Task goal. Among the entries below, find the lines with "Koszty" and copy them.

Entries provided.

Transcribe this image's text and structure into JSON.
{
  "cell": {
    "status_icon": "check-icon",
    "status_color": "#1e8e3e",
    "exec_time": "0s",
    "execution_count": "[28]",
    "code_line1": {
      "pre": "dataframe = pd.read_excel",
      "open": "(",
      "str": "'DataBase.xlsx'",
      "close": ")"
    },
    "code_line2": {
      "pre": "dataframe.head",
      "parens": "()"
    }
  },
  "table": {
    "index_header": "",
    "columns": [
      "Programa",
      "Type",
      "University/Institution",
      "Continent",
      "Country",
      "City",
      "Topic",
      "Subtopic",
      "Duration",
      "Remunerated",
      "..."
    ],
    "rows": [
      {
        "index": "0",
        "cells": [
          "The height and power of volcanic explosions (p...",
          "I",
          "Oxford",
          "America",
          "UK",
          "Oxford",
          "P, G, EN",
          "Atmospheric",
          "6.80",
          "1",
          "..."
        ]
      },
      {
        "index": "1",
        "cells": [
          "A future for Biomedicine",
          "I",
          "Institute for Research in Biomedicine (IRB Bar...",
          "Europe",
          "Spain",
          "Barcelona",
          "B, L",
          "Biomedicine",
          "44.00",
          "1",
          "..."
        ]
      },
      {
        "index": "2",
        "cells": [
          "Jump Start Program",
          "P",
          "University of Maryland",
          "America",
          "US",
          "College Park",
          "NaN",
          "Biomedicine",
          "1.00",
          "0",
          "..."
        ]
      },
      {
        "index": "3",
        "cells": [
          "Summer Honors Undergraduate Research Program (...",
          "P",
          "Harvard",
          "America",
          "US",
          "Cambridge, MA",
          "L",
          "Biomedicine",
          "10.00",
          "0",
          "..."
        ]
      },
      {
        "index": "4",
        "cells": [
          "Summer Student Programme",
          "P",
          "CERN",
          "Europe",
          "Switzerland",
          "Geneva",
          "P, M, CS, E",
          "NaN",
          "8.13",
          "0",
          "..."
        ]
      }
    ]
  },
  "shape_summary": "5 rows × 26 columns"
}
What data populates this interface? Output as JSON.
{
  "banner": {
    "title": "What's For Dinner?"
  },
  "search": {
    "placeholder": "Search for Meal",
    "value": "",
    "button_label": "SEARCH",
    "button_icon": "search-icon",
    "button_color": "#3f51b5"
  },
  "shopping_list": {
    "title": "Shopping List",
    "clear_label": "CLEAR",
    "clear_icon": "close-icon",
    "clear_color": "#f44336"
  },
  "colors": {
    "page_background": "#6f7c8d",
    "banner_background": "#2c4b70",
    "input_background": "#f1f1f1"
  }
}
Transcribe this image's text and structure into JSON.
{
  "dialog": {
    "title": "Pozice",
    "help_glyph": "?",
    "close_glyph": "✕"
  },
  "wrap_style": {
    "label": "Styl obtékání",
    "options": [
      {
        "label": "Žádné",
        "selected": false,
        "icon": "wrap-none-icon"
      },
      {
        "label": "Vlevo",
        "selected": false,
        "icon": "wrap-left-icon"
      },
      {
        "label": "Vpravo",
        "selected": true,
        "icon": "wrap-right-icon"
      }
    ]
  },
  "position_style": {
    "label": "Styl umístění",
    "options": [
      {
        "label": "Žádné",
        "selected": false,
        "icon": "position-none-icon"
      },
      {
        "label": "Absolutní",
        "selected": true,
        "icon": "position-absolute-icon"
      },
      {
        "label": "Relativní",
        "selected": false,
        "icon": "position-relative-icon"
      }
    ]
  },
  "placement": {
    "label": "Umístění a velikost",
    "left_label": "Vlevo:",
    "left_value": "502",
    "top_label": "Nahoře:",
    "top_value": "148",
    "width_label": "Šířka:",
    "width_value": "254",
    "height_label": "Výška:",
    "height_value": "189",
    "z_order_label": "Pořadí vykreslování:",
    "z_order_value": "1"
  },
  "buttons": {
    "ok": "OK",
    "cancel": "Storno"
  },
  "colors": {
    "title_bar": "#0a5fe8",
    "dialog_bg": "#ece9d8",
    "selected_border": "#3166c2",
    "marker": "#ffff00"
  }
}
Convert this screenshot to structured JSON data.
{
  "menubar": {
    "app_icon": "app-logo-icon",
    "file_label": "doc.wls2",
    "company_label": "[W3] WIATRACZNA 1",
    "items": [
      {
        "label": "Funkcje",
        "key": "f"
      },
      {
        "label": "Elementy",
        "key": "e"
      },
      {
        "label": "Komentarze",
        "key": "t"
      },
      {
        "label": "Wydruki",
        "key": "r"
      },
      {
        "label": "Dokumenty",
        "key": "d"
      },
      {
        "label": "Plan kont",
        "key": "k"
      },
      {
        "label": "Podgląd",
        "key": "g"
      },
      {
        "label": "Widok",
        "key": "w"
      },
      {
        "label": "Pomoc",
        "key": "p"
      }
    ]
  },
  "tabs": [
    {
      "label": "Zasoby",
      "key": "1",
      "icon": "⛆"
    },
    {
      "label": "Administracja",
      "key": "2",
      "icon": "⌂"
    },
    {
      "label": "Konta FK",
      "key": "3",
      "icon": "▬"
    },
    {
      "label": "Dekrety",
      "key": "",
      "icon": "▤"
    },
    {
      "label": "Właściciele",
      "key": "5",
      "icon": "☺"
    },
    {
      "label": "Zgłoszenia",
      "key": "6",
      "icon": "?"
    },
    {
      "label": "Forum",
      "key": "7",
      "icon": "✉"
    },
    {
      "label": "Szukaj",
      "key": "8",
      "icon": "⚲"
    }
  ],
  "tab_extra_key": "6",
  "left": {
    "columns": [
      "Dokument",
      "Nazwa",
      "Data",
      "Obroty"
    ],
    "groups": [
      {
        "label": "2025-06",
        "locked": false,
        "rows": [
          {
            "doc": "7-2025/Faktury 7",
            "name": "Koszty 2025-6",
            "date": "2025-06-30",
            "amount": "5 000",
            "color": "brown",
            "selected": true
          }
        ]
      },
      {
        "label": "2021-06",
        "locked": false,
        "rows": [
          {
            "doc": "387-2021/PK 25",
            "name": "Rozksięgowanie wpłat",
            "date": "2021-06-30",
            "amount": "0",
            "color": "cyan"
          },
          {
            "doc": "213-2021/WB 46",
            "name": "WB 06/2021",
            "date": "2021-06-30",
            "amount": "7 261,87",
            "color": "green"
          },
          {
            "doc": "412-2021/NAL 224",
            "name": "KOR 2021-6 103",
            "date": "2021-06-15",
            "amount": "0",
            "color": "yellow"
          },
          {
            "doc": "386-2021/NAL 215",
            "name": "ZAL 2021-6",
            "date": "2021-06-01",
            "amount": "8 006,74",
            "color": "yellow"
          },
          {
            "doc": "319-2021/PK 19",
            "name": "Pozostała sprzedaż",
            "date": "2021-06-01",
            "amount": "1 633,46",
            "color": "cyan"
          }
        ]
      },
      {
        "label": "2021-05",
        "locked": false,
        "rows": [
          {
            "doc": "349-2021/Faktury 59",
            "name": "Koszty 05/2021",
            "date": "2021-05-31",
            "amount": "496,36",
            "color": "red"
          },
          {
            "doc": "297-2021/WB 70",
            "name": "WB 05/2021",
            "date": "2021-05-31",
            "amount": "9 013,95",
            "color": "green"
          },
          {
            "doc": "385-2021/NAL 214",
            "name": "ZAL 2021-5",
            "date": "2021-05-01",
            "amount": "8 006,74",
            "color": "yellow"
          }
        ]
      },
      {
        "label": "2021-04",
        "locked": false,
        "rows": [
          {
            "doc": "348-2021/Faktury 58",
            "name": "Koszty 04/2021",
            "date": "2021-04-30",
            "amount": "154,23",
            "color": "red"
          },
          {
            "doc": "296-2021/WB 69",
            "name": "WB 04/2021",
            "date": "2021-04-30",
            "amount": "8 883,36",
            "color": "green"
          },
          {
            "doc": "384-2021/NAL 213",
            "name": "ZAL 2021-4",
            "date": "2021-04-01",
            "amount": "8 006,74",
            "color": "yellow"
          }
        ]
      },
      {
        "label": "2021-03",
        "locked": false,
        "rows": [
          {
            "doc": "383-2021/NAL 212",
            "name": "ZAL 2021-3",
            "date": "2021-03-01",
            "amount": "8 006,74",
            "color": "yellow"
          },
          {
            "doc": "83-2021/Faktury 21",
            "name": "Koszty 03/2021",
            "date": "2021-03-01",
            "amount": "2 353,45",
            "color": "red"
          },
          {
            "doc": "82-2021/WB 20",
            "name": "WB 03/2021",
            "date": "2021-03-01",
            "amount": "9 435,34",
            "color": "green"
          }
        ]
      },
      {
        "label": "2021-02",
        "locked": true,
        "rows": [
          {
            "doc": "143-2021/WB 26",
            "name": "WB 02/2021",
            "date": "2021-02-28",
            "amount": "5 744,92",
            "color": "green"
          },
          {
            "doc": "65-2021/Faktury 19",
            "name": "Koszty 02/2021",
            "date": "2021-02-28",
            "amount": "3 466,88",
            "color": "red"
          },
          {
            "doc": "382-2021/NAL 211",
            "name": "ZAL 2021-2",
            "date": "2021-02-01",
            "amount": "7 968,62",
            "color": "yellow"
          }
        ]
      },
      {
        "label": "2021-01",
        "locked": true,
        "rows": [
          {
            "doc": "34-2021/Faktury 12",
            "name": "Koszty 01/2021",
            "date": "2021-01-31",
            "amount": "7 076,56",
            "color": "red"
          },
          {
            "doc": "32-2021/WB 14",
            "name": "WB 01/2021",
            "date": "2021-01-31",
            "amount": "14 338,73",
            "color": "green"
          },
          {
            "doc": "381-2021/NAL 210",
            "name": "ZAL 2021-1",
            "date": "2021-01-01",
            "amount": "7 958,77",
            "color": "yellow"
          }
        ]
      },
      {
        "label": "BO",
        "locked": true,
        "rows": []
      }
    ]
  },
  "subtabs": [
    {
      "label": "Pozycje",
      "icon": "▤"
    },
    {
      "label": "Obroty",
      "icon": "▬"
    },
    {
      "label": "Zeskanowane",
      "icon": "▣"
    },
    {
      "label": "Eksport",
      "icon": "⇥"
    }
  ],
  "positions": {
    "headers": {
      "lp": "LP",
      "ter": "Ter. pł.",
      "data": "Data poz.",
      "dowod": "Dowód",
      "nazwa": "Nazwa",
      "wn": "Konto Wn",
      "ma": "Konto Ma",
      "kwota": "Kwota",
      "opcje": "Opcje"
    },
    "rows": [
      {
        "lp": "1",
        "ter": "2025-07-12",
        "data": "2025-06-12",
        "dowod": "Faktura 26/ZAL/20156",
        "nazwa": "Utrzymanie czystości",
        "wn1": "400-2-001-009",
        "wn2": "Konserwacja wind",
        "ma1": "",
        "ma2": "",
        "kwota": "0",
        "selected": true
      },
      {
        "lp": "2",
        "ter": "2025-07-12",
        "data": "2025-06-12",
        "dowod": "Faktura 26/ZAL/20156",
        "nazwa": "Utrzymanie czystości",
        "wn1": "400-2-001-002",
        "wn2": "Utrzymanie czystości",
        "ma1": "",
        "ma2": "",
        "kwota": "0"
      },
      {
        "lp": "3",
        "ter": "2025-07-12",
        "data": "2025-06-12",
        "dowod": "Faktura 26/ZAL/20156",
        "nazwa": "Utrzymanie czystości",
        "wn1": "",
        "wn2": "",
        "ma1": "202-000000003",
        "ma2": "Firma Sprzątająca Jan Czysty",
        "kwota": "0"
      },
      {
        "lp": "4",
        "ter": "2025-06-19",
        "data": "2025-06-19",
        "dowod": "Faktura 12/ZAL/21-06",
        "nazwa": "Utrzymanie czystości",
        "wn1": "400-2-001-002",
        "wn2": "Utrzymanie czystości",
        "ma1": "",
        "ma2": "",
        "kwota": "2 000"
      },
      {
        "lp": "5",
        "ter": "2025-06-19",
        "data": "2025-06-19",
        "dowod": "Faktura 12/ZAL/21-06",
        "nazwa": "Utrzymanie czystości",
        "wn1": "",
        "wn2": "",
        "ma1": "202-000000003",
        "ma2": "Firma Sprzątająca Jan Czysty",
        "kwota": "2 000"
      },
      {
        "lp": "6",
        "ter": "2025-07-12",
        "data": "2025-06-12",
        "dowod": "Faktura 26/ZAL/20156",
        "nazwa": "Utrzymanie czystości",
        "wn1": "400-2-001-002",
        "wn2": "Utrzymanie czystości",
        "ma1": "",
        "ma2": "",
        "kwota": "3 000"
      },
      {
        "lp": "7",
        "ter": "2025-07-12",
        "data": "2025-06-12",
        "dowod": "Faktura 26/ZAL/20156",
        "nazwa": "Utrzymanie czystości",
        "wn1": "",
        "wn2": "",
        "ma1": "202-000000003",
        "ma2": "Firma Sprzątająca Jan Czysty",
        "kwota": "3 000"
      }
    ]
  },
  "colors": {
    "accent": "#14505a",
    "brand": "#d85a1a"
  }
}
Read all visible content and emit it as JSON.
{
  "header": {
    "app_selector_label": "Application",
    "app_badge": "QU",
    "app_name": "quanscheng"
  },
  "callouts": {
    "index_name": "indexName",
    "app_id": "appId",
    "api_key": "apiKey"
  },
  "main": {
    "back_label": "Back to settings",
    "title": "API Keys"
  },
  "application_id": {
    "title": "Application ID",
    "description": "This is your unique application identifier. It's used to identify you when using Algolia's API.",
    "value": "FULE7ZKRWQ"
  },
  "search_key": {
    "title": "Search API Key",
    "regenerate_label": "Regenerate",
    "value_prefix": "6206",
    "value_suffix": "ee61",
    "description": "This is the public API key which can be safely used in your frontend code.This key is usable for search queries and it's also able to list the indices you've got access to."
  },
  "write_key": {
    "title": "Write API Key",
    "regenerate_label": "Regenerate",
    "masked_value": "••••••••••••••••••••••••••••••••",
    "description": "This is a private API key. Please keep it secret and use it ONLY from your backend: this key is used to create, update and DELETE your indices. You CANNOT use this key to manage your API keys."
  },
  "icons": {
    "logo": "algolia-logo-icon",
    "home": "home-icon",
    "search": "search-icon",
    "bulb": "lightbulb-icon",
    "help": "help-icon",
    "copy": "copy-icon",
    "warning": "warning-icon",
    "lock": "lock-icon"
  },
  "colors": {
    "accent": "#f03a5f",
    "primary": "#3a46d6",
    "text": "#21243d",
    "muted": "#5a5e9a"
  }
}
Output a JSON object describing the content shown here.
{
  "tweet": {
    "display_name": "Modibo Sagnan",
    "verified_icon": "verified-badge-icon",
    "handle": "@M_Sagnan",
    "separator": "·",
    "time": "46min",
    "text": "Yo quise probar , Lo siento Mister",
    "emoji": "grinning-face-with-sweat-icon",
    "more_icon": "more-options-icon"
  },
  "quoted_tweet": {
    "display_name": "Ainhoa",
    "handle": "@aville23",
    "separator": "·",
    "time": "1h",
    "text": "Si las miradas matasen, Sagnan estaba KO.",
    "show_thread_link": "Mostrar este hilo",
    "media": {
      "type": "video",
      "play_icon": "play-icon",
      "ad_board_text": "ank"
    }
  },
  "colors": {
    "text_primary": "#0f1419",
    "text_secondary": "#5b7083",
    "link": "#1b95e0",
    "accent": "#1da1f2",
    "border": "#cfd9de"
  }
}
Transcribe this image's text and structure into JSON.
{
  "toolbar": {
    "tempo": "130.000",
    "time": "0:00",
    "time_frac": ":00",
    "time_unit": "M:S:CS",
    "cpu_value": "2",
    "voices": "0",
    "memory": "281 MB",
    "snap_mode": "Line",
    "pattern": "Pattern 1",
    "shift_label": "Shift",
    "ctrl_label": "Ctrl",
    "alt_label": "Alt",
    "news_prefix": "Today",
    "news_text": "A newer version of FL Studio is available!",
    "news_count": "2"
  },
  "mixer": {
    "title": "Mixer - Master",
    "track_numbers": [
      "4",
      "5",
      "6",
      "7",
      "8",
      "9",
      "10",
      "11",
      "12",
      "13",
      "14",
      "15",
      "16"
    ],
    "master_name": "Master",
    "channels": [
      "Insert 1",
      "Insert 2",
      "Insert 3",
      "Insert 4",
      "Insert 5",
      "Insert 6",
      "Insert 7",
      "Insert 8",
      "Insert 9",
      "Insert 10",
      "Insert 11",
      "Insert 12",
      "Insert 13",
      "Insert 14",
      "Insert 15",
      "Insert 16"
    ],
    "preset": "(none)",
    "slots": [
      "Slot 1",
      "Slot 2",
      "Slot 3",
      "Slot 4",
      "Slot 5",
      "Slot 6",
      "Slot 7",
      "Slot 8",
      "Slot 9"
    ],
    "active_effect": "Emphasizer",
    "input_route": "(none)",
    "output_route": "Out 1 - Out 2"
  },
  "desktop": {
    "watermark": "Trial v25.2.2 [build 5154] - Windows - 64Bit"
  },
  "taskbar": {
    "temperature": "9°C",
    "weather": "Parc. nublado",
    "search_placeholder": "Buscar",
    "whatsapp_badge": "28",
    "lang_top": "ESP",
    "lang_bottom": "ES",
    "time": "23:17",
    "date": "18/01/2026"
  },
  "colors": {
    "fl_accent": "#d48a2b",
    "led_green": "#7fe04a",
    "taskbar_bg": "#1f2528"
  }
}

Correct output.
            "name": "Koszty 2025-6",
            "name": "Koszty 05/2021",
            "name": "Koszty 04/2021",
            "name": "Koszty 03/2021",
            "name": "Koszty 02/2021",
            "name": "Koszty 01/2021",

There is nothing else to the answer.